# Task directions
Transcribe every record in full, keeping it exactly the same.

# Provided information

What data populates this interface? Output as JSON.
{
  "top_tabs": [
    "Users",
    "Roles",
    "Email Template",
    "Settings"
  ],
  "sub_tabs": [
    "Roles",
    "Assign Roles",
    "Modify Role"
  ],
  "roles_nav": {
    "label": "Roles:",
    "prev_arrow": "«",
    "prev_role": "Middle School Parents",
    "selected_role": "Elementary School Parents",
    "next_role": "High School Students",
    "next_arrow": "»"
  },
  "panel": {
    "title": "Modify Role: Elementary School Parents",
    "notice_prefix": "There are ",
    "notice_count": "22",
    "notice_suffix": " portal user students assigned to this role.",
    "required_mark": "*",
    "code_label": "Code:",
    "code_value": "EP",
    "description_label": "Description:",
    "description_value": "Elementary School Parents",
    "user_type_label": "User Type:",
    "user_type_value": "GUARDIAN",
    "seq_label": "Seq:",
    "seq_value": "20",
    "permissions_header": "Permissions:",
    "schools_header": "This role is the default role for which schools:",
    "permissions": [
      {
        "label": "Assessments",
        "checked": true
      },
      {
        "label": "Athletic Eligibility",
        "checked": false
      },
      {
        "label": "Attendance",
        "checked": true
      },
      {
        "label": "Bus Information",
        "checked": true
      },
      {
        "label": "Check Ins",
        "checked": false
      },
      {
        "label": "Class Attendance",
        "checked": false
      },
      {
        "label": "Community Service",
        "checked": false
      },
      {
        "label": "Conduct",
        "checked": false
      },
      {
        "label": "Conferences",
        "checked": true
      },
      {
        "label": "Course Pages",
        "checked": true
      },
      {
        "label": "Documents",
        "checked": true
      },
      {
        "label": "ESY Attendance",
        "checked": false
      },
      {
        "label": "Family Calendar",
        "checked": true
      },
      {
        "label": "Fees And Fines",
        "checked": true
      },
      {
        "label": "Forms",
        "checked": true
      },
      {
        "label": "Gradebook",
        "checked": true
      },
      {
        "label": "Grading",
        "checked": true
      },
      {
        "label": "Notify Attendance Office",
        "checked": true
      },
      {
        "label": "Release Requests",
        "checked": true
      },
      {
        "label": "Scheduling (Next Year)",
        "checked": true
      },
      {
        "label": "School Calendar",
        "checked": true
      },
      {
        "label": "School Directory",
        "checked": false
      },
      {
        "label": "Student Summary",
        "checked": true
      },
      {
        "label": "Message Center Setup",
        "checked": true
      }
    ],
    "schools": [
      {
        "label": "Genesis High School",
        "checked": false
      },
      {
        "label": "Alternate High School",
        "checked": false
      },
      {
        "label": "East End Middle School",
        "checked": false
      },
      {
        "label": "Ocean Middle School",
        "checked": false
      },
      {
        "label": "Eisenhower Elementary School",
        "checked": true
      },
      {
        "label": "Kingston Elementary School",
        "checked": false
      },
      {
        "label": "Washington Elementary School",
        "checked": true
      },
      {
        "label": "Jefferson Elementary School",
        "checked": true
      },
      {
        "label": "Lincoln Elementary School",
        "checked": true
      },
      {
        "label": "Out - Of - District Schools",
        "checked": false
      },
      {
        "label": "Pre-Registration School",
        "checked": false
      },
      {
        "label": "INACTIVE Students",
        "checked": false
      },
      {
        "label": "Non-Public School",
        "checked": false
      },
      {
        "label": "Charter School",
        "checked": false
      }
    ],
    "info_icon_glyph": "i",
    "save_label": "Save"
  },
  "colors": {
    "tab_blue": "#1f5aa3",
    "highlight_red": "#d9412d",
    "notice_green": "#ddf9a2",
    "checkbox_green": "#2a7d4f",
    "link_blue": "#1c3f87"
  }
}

# Your response
What data populates this interface? Output as JSON.
{
  "top_tabs": [
    "Users",
    "Roles",
    "Email Template",
    "Settings"
  ],
  "sub_tabs": [
    "Roles",
    "Assign Roles",
    "Modify Role"
  ],
  "roles_nav": {
    "label": "Roles:",
    "prev_arrow": "«",
    "prev_role": "Middle School Parents",
    "selected_role": "Elementary School Parents",
    "next_role": "High School Students",
    "next_arrow": "»"
  },
  "panel": {
    "title": "Modify Role: Elementary School Parents",
    "notice_prefix": "There are ",
    "notice_count": "22",
    "notice_suffix": " portal user students assigned to this role.",
    "required_mark": "*",
    "code_label": "Code:",
    "code_value": "EP",
    "description_label": "Description:",
    "description_value": "Elementary School Parents",
    "user_type_label": "User Type:",
    "user_type_value": "GUARDIAN",
    "seq_label": "Seq:",
    "seq_value": "20",
    "permissions_header": "Permissions:",
    "schools_header": "This role is the default role for which schools:",
    "permissions": [
      {
        "label": "Assessments",
        "checked": true
      },
      {
        "label": "Athletic Eligibility",
        "checked": false
      },
      {
        "label": "Attendance",
        "checked": true
      },
      {
        "label": "Bus Information",
        "checked": true
      },
      {
        "label": "Check Ins",
        "checked": false
      },
      {
        "label": "Class Attendance",
        "checked": false
      },
      {
        "label": "Community Service",
        "checked": false
      },
      {
        "label": "Conduct",
        "checked": false
      },
      {
        "label": "Conferences",
        "checked": true
      },
      {
        "label": "Course Pages",
        "checked": true
      },
      {
        "label": "Documents",
        "checked": true
      },
      {
        "label": "ESY Attendance",
        "checked": false
      },
      {
        "label": "Family Calendar",
        "checked": true
      },
      {
        "label": "Fees And Fines",
        "checked": true
      },
      {
        "label": "Forms",
        "checked": true
      },
      {
        "label": "Gradebook",
        "checked": true
      },
      {
        "label": "Grading",
        "checked": true
      },
      {
        "label": "Notify Attendance Office",
        "checked": true
      },
      {
        "label": "Release Requests",
        "checked": true
      },
      {
        "label": "Scheduling (Next Year)",
        "checked": true
      },
      {
        "label": "School Calendar",
        "checked": true
      },
      {
        "label": "School Directory",
        "checked": false
      },
      {
        "label": "Student Summary",
        "checked": true
      },
      {
        "label": "Message Center Setup",
        "checked": true
      }
    ],
    "schools": [
      {
        "label": "Genesis High School",
        "checked": false
      },
      {
        "label": "Alternate High School",
        "checked": false
      },
      {
        "label": "East End Middle School",
        "checked": false
      },
      {
        "label": "Ocean Middle School",
        "checked": false
      },
      {
        "label": "Eisenhower Elementary School",
        "checked": true
      },
      {
        "label": "Kingston Elementary School",
        "checked": false
      },
      {
        "label": "Washington Elementary School",
        "checked": true
      },
      {
        "label": "Jefferson Elementary School",
        "checked": true
      },
      {
        "label": "Lincoln Elementary School",
        "checked": true
      },
      {
        "label": "Out - Of - District Schools",
        "checked": false
      },
      {
        "label": "Pre-Registration School",
        "checked": false
      },
      {
        "label": "INACTIVE Students",
        "checked": false
      },
      {
        "label": "Non-Public School",
        "checked": false
      },
      {
        "label": "Charter School",
        "checked": false
      }
    ],
    "info_icon_glyph": "i",
    "save_label": "Save"
  },
  "colors": {
    "tab_blue": "#1f5aa3",
    "highlight_red": "#d9412d",
    "notice_green": "#ddf9a2",
    "checkbox_green": "#2a7d4f",
    "link_blue": "#1c3f87"
  }
}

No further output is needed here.